_TASK:_
What is the count of lines that hold the word "NTFS"? Give only the number.

** Begin ENTRIES SUPPLIED **

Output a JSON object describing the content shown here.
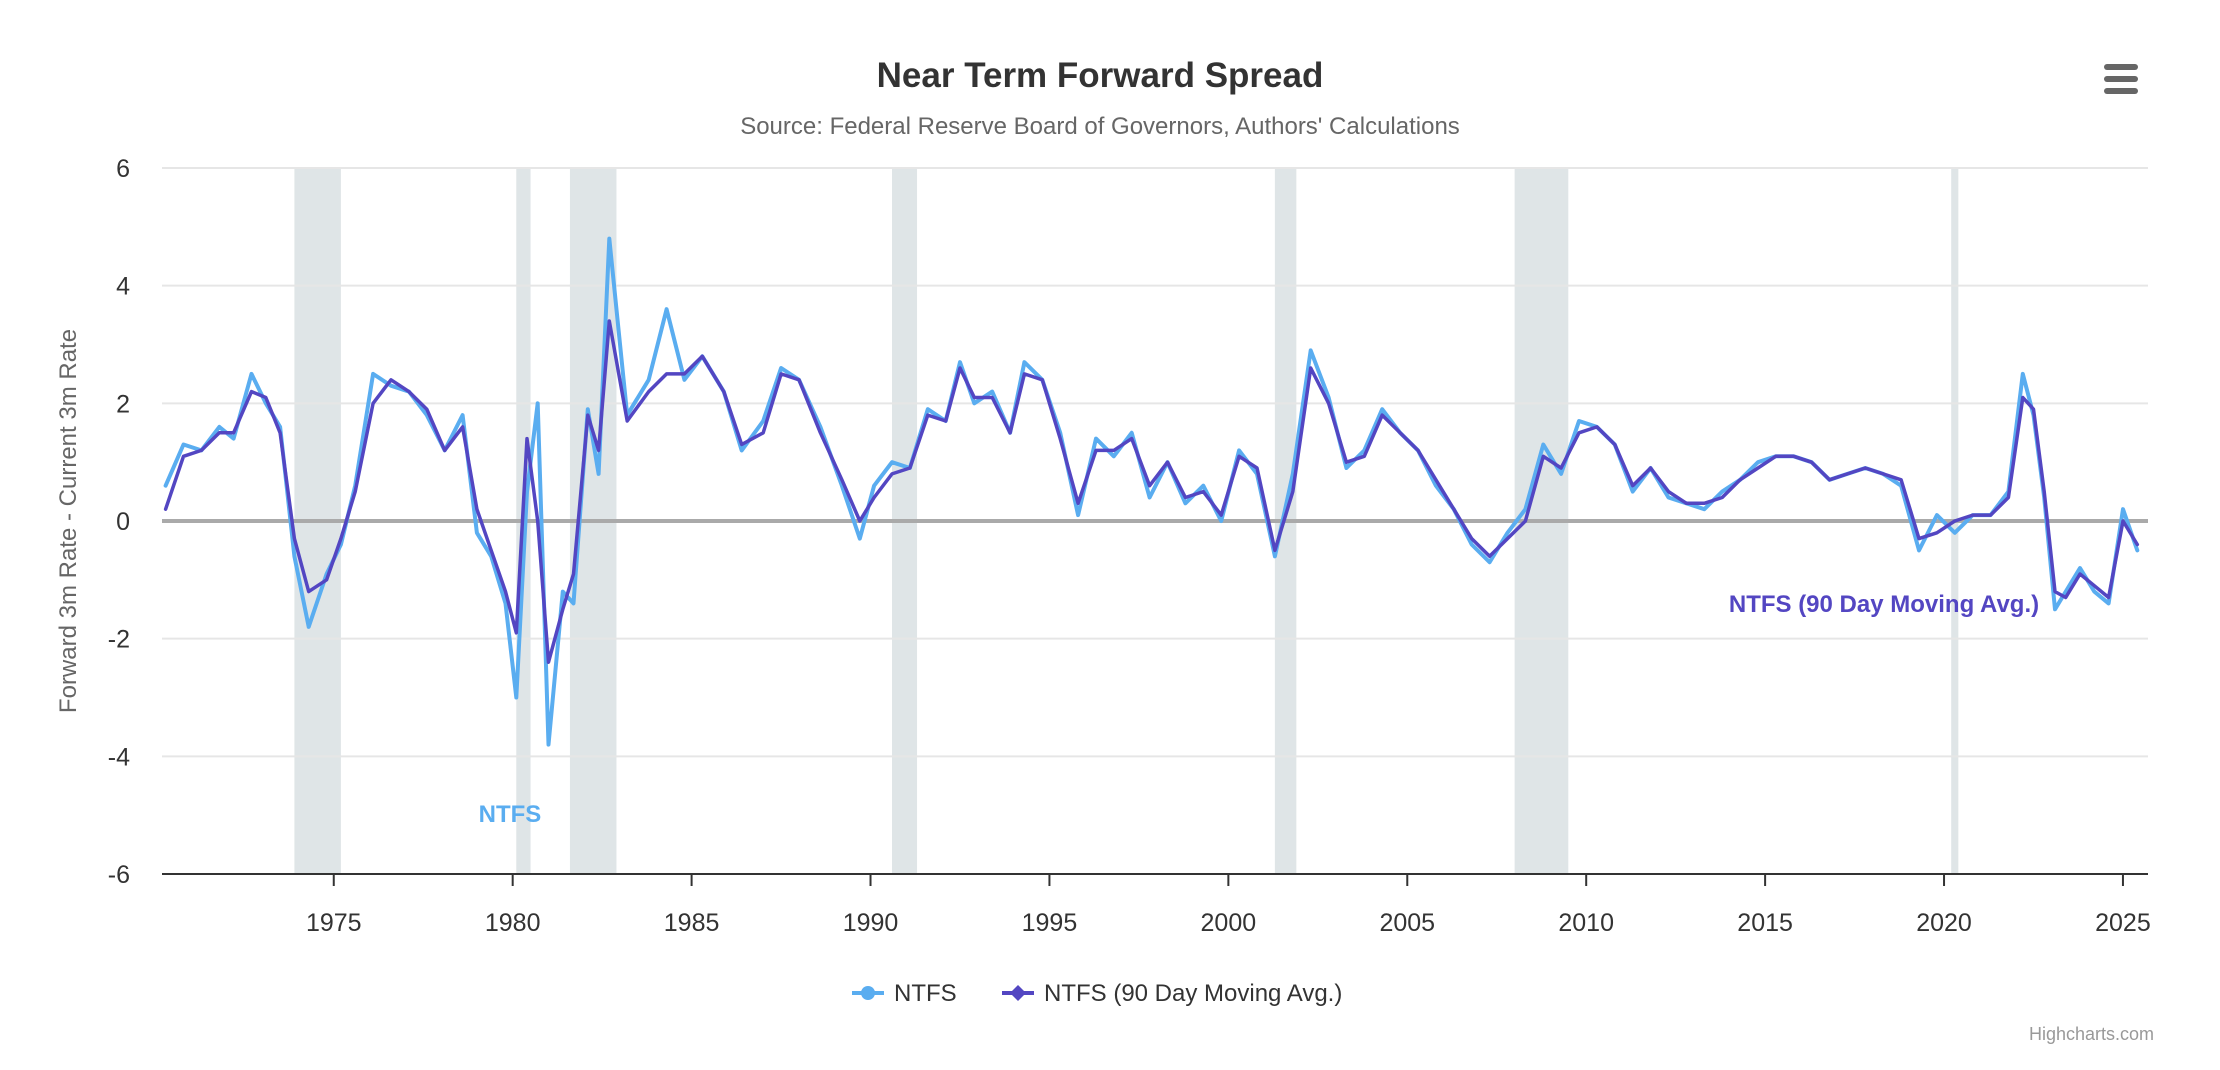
{
  "chart_data": {
    "type": "line",
    "title": "Near Term Forward Spread",
    "subtitle": "Source: Federal Reserve Board of Governors, Authors' Calculations",
    "xlabel": "",
    "ylabel": "Forward 3m Rate - Current 3m Rate",
    "xlim": [
      1970.2,
      2025.7
    ],
    "ylim": [
      -6,
      6
    ],
    "x_ticks": [
      1975,
      1980,
      1985,
      1990,
      1995,
      2000,
      2005,
      2010,
      2015,
      2020,
      2025
    ],
    "x_tick_labels": [
      "1975",
      "1980",
      "1985",
      "1990",
      "1995",
      "2000",
      "2005",
      "2010",
      "2015",
      "2020",
      "2025"
    ],
    "y_ticks": [
      -6,
      -4,
      -2,
      0,
      2,
      4,
      6
    ],
    "y_tick_labels": [
      "-6",
      "-4",
      "-2",
      "0",
      "2",
      "4",
      "6"
    ],
    "grid": true,
    "zero_line": true,
    "recessions": [
      [
        1973.9,
        1975.2
      ],
      [
        1980.1,
        1980.5
      ],
      [
        1981.6,
        1982.9
      ],
      [
        1990.6,
        1991.3
      ],
      [
        2001.3,
        2001.9
      ],
      [
        2008.0,
        2009.5
      ],
      [
        2020.2,
        2020.4
      ]
    ],
    "series": [
      {
        "name": "NTFS",
        "color": "#5aadf0",
        "marker": "circle",
        "label": "NTFS",
        "x": [
          1970.3,
          1970.8,
          1971.3,
          1971.8,
          1972.2,
          1972.7,
          1973.1,
          1973.5,
          1973.9,
          1974.3,
          1974.8,
          1975.2,
          1975.6,
          1976.1,
          1976.6,
          1977.1,
          1977.6,
          1978.1,
          1978.6,
          1979.0,
          1979.4,
          1979.8,
          1980.1,
          1980.4,
          1980.7,
          1981.0,
          1981.4,
          1981.7,
          1982.1,
          1982.4,
          1982.7,
          1983.2,
          1983.8,
          1984.3,
          1984.8,
          1985.3,
          1985.9,
          1986.4,
          1987.0,
          1987.5,
          1988.0,
          1988.6,
          1989.2,
          1989.7,
          1990.1,
          1990.6,
          1991.1,
          1991.6,
          1992.1,
          1992.5,
          1992.9,
          1993.4,
          1993.9,
          1994.3,
          1994.8,
          1995.3,
          1995.8,
          1996.3,
          1996.8,
          1997.3,
          1997.8,
          1998.3,
          1998.8,
          1999.3,
          1999.8,
          2000.3,
          2000.8,
          2001.3,
          2001.8,
          2002.3,
          2002.8,
          2003.3,
          2003.8,
          2004.3,
          2004.8,
          2005.3,
          2005.8,
          2006.3,
          2006.8,
          2007.3,
          2007.8,
          2008.3,
          2008.8,
          2009.3,
          2009.8,
          2010.3,
          2010.8,
          2011.3,
          2011.8,
          2012.3,
          2012.8,
          2013.3,
          2013.8,
          2014.3,
          2014.8,
          2015.3,
          2015.8,
          2016.3,
          2016.8,
          2017.3,
          2017.8,
          2018.3,
          2018.8,
          2019.3,
          2019.8,
          2020.3,
          2020.8,
          2021.3,
          2021.8,
          2022.2,
          2022.5,
          2022.8,
          2023.1,
          2023.4,
          2023.8,
          2024.2,
          2024.6,
          2025.0,
          2025.4
        ],
        "y": [
          0.6,
          1.3,
          1.2,
          1.6,
          1.4,
          2.5,
          2.0,
          1.6,
          -0.6,
          -1.8,
          -0.9,
          -0.4,
          0.6,
          2.5,
          2.3,
          2.2,
          1.8,
          1.2,
          1.8,
          -0.2,
          -0.6,
          -1.4,
          -3.0,
          0.5,
          2.0,
          -3.8,
          -1.2,
          -1.4,
          1.9,
          0.8,
          4.8,
          1.8,
          2.4,
          3.6,
          2.4,
          2.8,
          2.2,
          1.2,
          1.7,
          2.6,
          2.4,
          1.6,
          0.6,
          -0.3,
          0.6,
          1.0,
          0.9,
          1.9,
          1.7,
          2.7,
          2.0,
          2.2,
          1.5,
          2.7,
          2.4,
          1.5,
          0.1,
          1.4,
          1.1,
          1.5,
          0.4,
          1.0,
          0.3,
          0.6,
          0.0,
          1.2,
          0.8,
          -0.6,
          0.8,
          2.9,
          2.1,
          0.9,
          1.2,
          1.9,
          1.5,
          1.2,
          0.6,
          0.2,
          -0.4,
          -0.7,
          -0.2,
          0.2,
          1.3,
          0.8,
          1.7,
          1.6,
          1.3,
          0.5,
          0.9,
          0.4,
          0.3,
          0.2,
          0.5,
          0.7,
          1.0,
          1.1,
          1.1,
          1.0,
          0.7,
          0.8,
          0.9,
          0.8,
          0.6,
          -0.5,
          0.1,
          -0.2,
          0.1,
          0.1,
          0.5,
          2.5,
          1.8,
          0.4,
          -1.5,
          -1.2,
          -0.8,
          -1.2,
          -1.4,
          0.2,
          -0.5
        ]
      },
      {
        "name": "NTFS (90 Day Moving Avg.)",
        "color": "#5346c2",
        "marker": "diamond",
        "label": "NTFS (90 Day Moving Avg.)",
        "x": [
          1970.3,
          1970.8,
          1971.3,
          1971.8,
          1972.2,
          1972.7,
          1973.1,
          1973.5,
          1973.9,
          1974.3,
          1974.8,
          1975.2,
          1975.6,
          1976.1,
          1976.6,
          1977.1,
          1977.6,
          1978.1,
          1978.6,
          1979.0,
          1979.4,
          1979.8,
          1980.1,
          1980.4,
          1980.7,
          1981.0,
          1981.4,
          1981.7,
          1982.1,
          1982.4,
          1982.7,
          1983.2,
          1983.8,
          1984.3,
          1984.8,
          1985.3,
          1985.9,
          1986.4,
          1987.0,
          1987.5,
          1988.0,
          1988.6,
          1989.2,
          1989.7,
          1990.1,
          1990.6,
          1991.1,
          1991.6,
          1992.1,
          1992.5,
          1992.9,
          1993.4,
          1993.9,
          1994.3,
          1994.8,
          1995.3,
          1995.8,
          1996.3,
          1996.8,
          1997.3,
          1997.8,
          1998.3,
          1998.8,
          1999.3,
          1999.8,
          2000.3,
          2000.8,
          2001.3,
          2001.8,
          2002.3,
          2002.8,
          2003.3,
          2003.8,
          2004.3,
          2004.8,
          2005.3,
          2005.8,
          2006.3,
          2006.8,
          2007.3,
          2007.8,
          2008.3,
          2008.8,
          2009.3,
          2009.8,
          2010.3,
          2010.8,
          2011.3,
          2011.8,
          2012.3,
          2012.8,
          2013.3,
          2013.8,
          2014.3,
          2014.8,
          2015.3,
          2015.8,
          2016.3,
          2016.8,
          2017.3,
          2017.8,
          2018.3,
          2018.8,
          2019.3,
          2019.8,
          2020.3,
          2020.8,
          2021.3,
          2021.8,
          2022.2,
          2022.5,
          2022.8,
          2023.1,
          2023.4,
          2023.8,
          2024.2,
          2024.6,
          2025.0,
          2025.4
        ],
        "y": [
          0.2,
          1.1,
          1.2,
          1.5,
          1.5,
          2.2,
          2.1,
          1.5,
          -0.3,
          -1.2,
          -1.0,
          -0.3,
          0.5,
          2.0,
          2.4,
          2.2,
          1.9,
          1.2,
          1.6,
          0.2,
          -0.5,
          -1.2,
          -1.9,
          1.4,
          0.0,
          -2.4,
          -1.5,
          -0.9,
          1.8,
          1.2,
          3.4,
          1.7,
          2.2,
          2.5,
          2.5,
          2.8,
          2.2,
          1.3,
          1.5,
          2.5,
          2.4,
          1.5,
          0.7,
          0.0,
          0.4,
          0.8,
          0.9,
          1.8,
          1.7,
          2.6,
          2.1,
          2.1,
          1.5,
          2.5,
          2.4,
          1.4,
          0.3,
          1.2,
          1.2,
          1.4,
          0.6,
          1.0,
          0.4,
          0.5,
          0.1,
          1.1,
          0.9,
          -0.5,
          0.5,
          2.6,
          2.0,
          1.0,
          1.1,
          1.8,
          1.5,
          1.2,
          0.7,
          0.2,
          -0.3,
          -0.6,
          -0.3,
          0.0,
          1.1,
          0.9,
          1.5,
          1.6,
          1.3,
          0.6,
          0.9,
          0.5,
          0.3,
          0.3,
          0.4,
          0.7,
          0.9,
          1.1,
          1.1,
          1.0,
          0.7,
          0.8,
          0.9,
          0.8,
          0.7,
          -0.3,
          -0.2,
          0.0,
          0.1,
          0.1,
          0.4,
          2.1,
          1.9,
          0.5,
          -1.2,
          -1.3,
          -0.9,
          -1.1,
          -1.3,
          0.0,
          -0.4
        ]
      }
    ]
  },
  "legend": {
    "items": [
      "NTFS",
      "NTFS (90 Day Moving Avg.)"
    ]
  },
  "credits": "Highcharts.com",
  "menu": {
    "icon": "hamburger-menu-icon"
  }
}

** End ENTRIES SUPPLIED **

_EXPECTED ANSWER:_
6